Dataset records
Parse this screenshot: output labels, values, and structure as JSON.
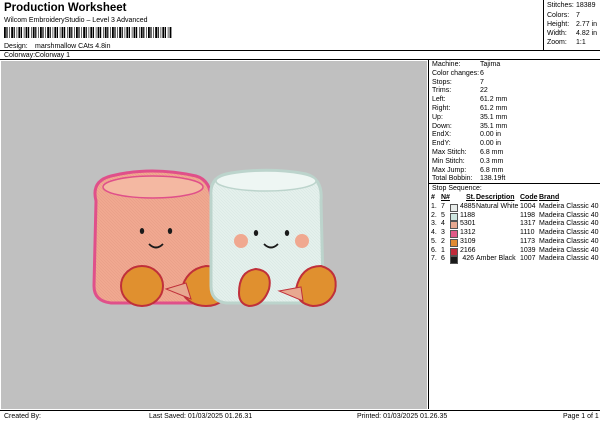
{
  "header": {
    "title": "Production Worksheet",
    "subtitle": "Wilcom EmbroideryStudio – Level 3 Advanced"
  },
  "design": {
    "label": "Design:",
    "value": "marshmallow CAts 4.8in"
  },
  "colorway": {
    "label": "Colorway:",
    "value": "Colorway 1"
  },
  "summary": [
    {
      "label": "Stitches:",
      "value": "18389"
    },
    {
      "label": "Colors:",
      "value": "7"
    },
    {
      "label": "Height:",
      "value": "2.77 in"
    },
    {
      "label": "Width:",
      "value": "4.82 in"
    },
    {
      "label": "Zoom:",
      "value": "1:1"
    }
  ],
  "machine_info": [
    {
      "label": "Machine:",
      "value": "Tajima"
    },
    {
      "label": "Color changes:",
      "value": "6"
    },
    {
      "label": "Stops:",
      "value": "7"
    },
    {
      "label": "Trims:",
      "value": "22"
    },
    {
      "label": "Left:",
      "value": "61.2 mm"
    },
    {
      "label": "Right:",
      "value": "61.2 mm"
    },
    {
      "label": "Up:",
      "value": "35.1 mm"
    },
    {
      "label": "Down:",
      "value": "35.1 mm"
    },
    {
      "label": "EndX:",
      "value": "0.00 in"
    },
    {
      "label": "EndY:",
      "value": "0.00 in"
    },
    {
      "label": "Max Stitch:",
      "value": "6.8 mm"
    },
    {
      "label": "Min Stitch:",
      "value": "0.3 mm"
    },
    {
      "label": "Max Jump:",
      "value": "6.8 mm"
    },
    {
      "label": "Total Bobbin:",
      "value": "138.19ft"
    }
  ],
  "stop_sequence": {
    "title": "Stop Sequence:",
    "headers": {
      "num": "#",
      "n": "N#",
      "st": "St.",
      "description": "Description",
      "code": "Code",
      "brand": "Brand"
    },
    "rows": [
      {
        "num": "1.",
        "n": "7",
        "color": "#e8ecea",
        "st": "4885",
        "description": "Natural White",
        "code": "1004",
        "brand": "Madeira Classic 40"
      },
      {
        "num": "2.",
        "n": "5",
        "color": "#cfe6e0",
        "st": "1188",
        "description": "",
        "code": "1198",
        "brand": "Madeira Classic 40"
      },
      {
        "num": "3.",
        "n": "4",
        "color": "#e8a890",
        "st": "5301",
        "description": "",
        "code": "1317",
        "brand": "Madeira Classic 40"
      },
      {
        "num": "4.",
        "n": "3",
        "color": "#e05a88",
        "st": "1312",
        "description": "",
        "code": "1110",
        "brand": "Madeira Classic 40"
      },
      {
        "num": "5.",
        "n": "2",
        "color": "#e08a32",
        "st": "3109",
        "description": "",
        "code": "1173",
        "brand": "Madeira Classic 40"
      },
      {
        "num": "6.",
        "n": "1",
        "color": "#c02a3a",
        "st": "2166",
        "description": "",
        "code": "1039",
        "brand": "Madeira Classic 40"
      },
      {
        "num": "7.",
        "n": "6",
        "color": "#1a1a1a",
        "st": "426",
        "description": "Amber Black",
        "code": "1007",
        "brand": "Madeira Classic 40"
      }
    ]
  },
  "footer": {
    "created_by": "Created By:",
    "last_saved": "Last Saved: 01/03/2025 01.26.31",
    "printed": "Printed: 01/03/2025 01.26.35",
    "page": "Page 1 of 1"
  }
}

== EXERCISE BRIEF ==
Locate all lines in the listing above with the word "code". Copy them.

== EXERCISE RESULT ==
      "code": "Code",
        "code": "1004",
        "code": "1198",
        "code": "1317",
        "code": "1110",
        "code": "1173",
        "code": "1039",
        "code": "1007",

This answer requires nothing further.